__Exercise description__: Copy every line of the data that contains the string "церковью".

__Input__:
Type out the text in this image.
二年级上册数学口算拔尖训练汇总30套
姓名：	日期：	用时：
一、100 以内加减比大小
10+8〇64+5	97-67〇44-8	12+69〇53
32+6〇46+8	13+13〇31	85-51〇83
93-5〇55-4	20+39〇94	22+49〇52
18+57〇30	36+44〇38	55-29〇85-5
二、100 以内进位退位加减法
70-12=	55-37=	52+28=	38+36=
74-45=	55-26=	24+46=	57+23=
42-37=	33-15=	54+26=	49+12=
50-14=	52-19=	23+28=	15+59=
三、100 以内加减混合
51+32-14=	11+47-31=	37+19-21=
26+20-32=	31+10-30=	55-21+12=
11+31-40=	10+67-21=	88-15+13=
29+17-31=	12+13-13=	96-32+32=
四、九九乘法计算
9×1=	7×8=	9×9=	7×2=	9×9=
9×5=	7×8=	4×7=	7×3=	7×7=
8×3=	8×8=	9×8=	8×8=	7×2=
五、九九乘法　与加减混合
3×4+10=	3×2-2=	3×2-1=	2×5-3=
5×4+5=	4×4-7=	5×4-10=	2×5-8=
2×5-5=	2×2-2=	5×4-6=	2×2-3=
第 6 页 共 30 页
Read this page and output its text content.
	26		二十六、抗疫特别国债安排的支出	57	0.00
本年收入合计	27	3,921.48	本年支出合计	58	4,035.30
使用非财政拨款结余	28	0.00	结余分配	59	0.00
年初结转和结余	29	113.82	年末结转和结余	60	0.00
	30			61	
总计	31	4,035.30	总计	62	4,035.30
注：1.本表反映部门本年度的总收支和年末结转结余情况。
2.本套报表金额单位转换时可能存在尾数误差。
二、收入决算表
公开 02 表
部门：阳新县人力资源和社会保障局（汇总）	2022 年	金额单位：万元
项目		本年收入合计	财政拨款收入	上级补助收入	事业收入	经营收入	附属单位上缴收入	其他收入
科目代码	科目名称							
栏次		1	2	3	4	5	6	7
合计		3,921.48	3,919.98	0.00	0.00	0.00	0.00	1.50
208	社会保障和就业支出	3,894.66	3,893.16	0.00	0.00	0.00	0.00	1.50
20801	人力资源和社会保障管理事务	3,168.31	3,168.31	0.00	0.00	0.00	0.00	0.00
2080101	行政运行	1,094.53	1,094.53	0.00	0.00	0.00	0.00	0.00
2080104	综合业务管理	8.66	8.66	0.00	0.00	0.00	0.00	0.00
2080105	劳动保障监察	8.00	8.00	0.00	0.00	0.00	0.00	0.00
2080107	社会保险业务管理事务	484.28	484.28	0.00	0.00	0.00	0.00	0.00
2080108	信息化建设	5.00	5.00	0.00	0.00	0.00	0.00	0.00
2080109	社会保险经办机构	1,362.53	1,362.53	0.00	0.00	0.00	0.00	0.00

...

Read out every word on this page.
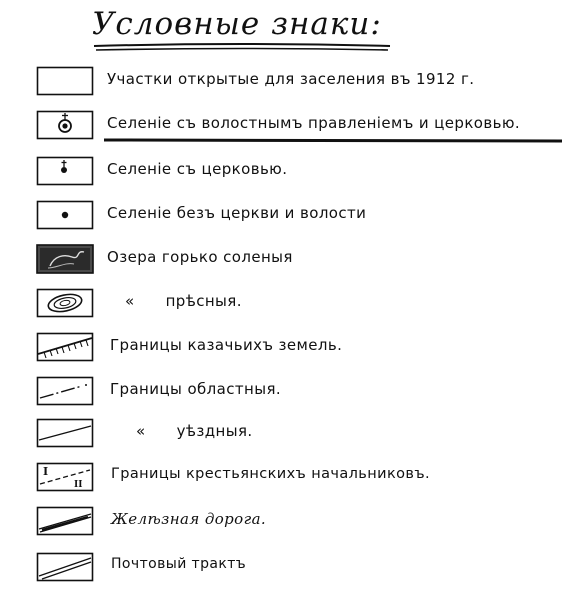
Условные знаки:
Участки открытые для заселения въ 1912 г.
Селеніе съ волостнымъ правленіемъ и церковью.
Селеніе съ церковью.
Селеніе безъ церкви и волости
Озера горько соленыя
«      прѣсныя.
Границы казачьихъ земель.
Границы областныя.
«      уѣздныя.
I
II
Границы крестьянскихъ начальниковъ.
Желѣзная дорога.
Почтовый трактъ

...

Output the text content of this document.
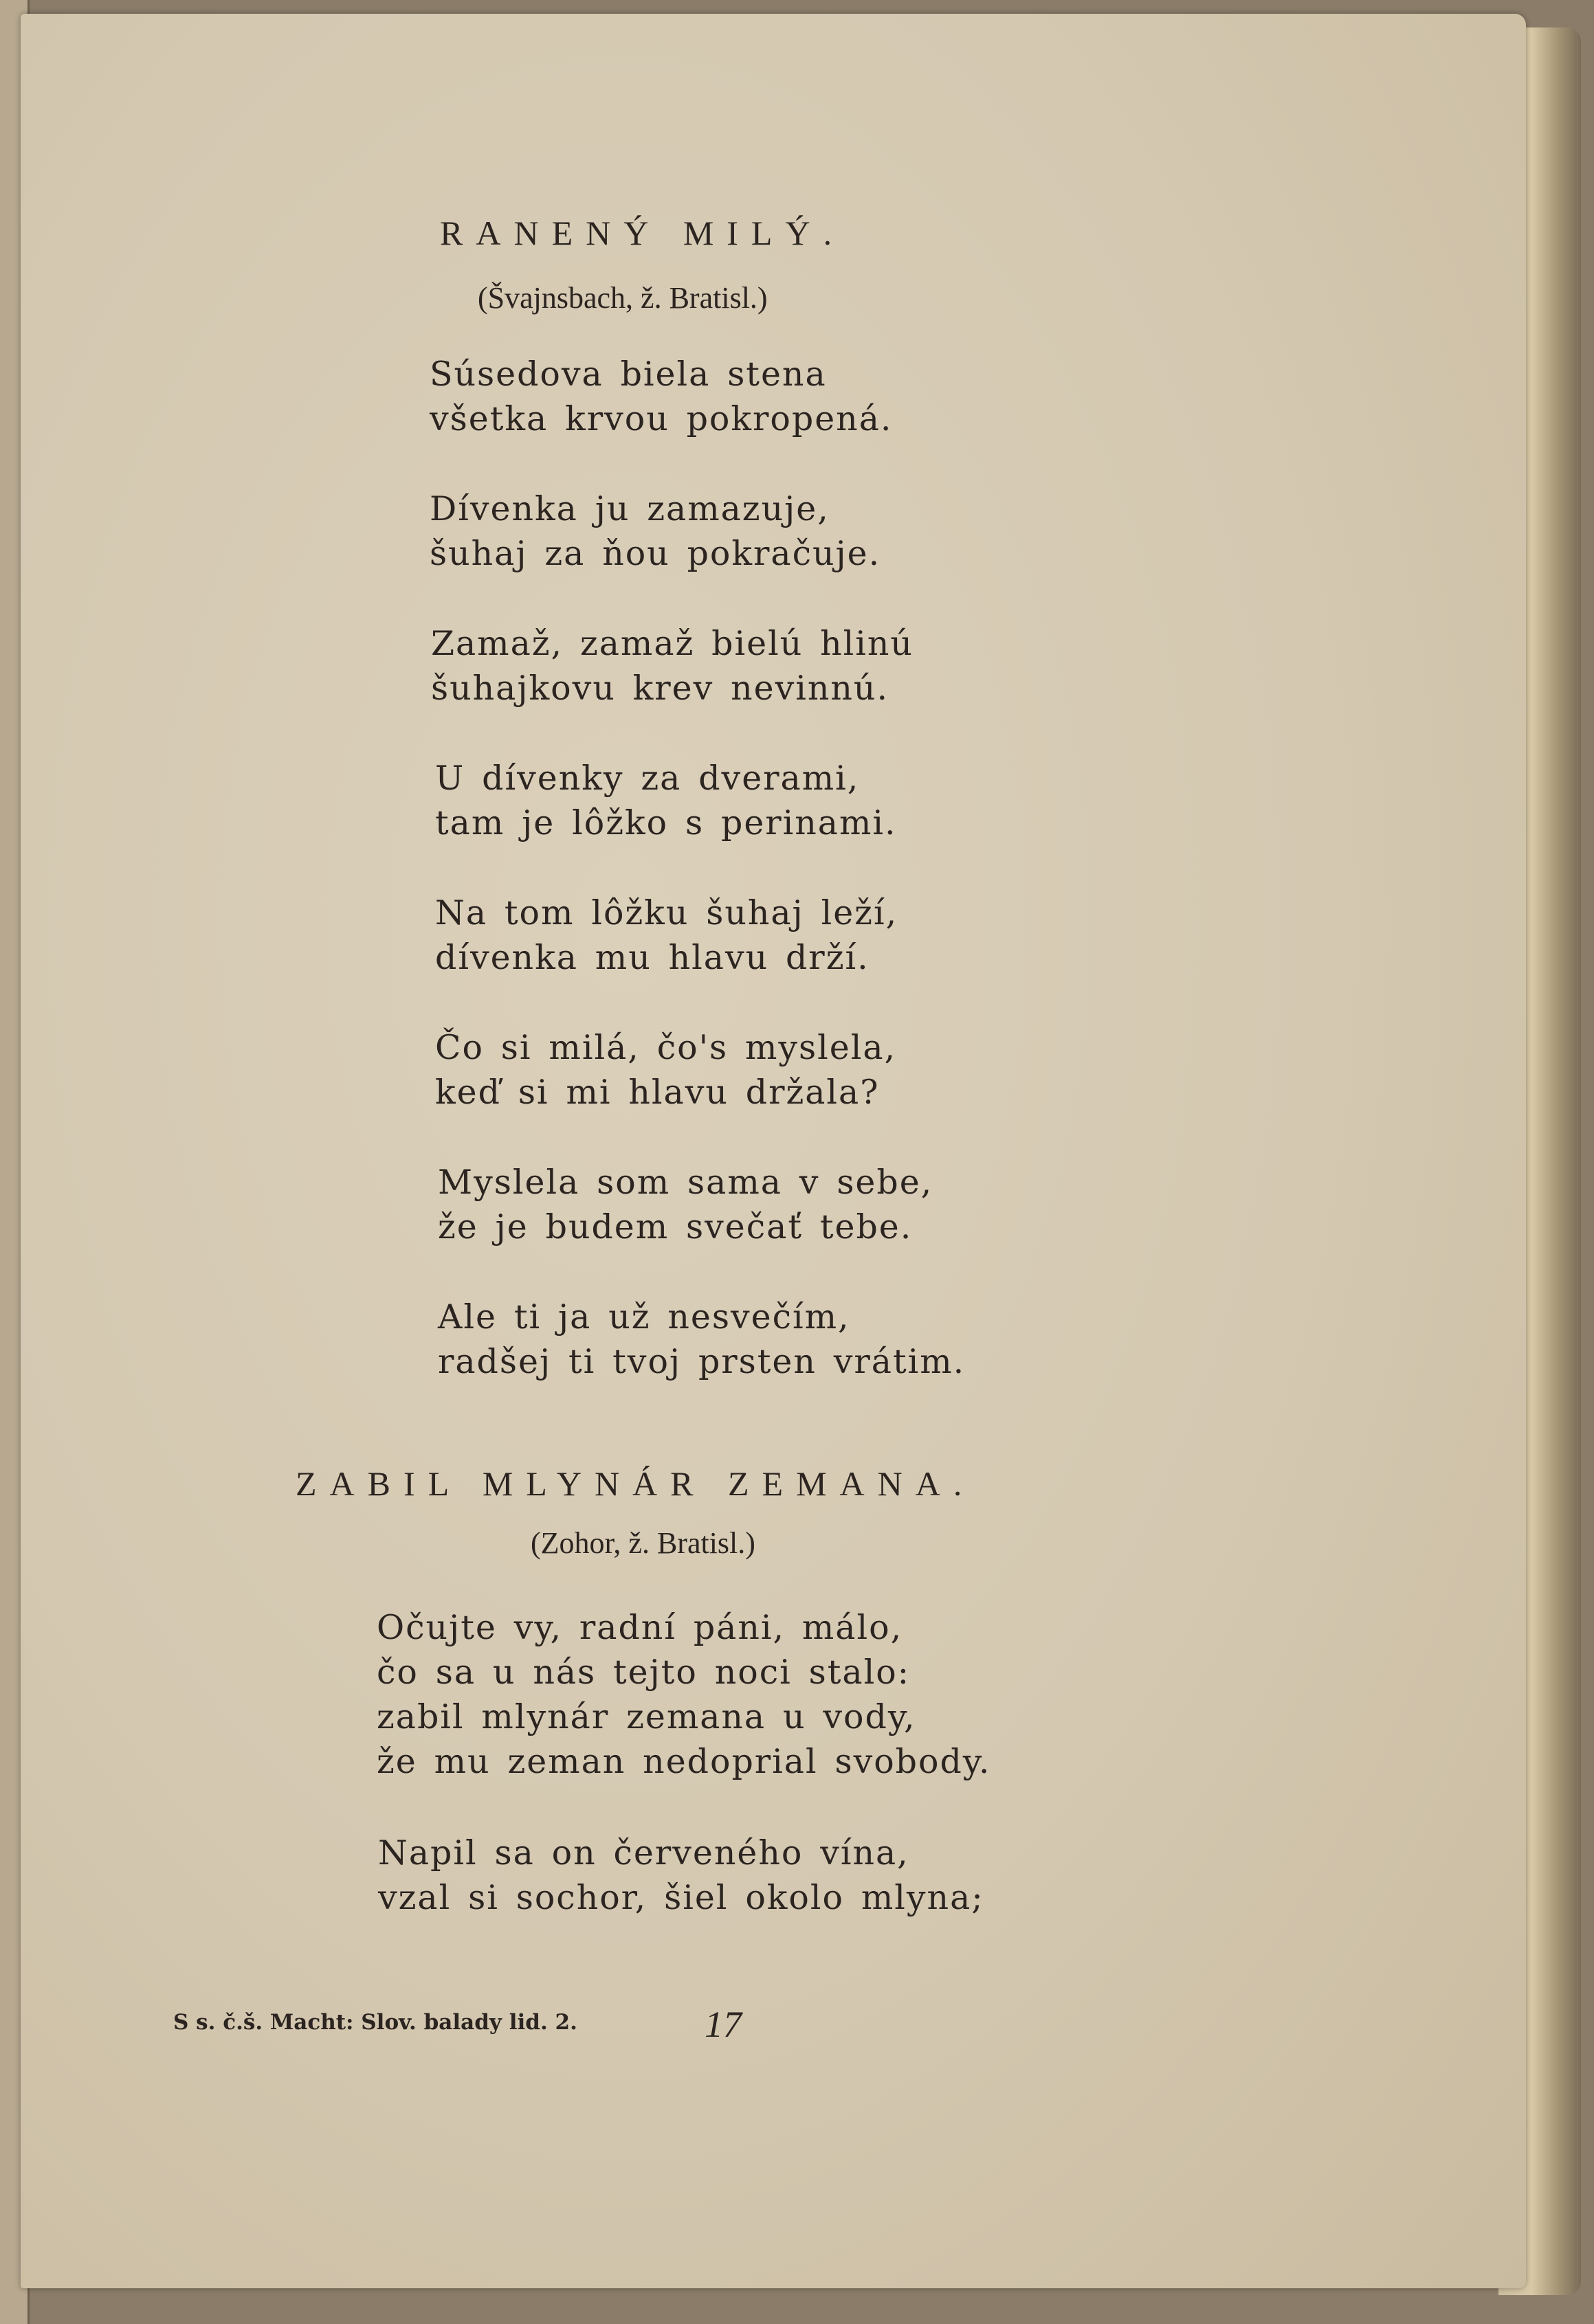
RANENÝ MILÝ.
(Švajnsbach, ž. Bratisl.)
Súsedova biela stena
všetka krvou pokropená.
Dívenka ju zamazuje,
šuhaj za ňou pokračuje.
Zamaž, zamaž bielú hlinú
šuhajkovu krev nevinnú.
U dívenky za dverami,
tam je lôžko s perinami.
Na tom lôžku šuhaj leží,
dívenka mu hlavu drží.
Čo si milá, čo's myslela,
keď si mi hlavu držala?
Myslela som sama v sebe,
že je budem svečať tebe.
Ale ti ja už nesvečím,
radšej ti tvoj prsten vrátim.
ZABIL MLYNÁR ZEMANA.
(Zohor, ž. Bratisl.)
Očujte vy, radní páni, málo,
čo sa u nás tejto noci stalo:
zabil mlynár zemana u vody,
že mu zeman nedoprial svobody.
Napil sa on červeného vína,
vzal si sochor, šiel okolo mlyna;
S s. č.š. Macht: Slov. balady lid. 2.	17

__Solution below__:
Селеніе съ волостнымъ правленіемъ и церковью.
Селеніе съ церковью.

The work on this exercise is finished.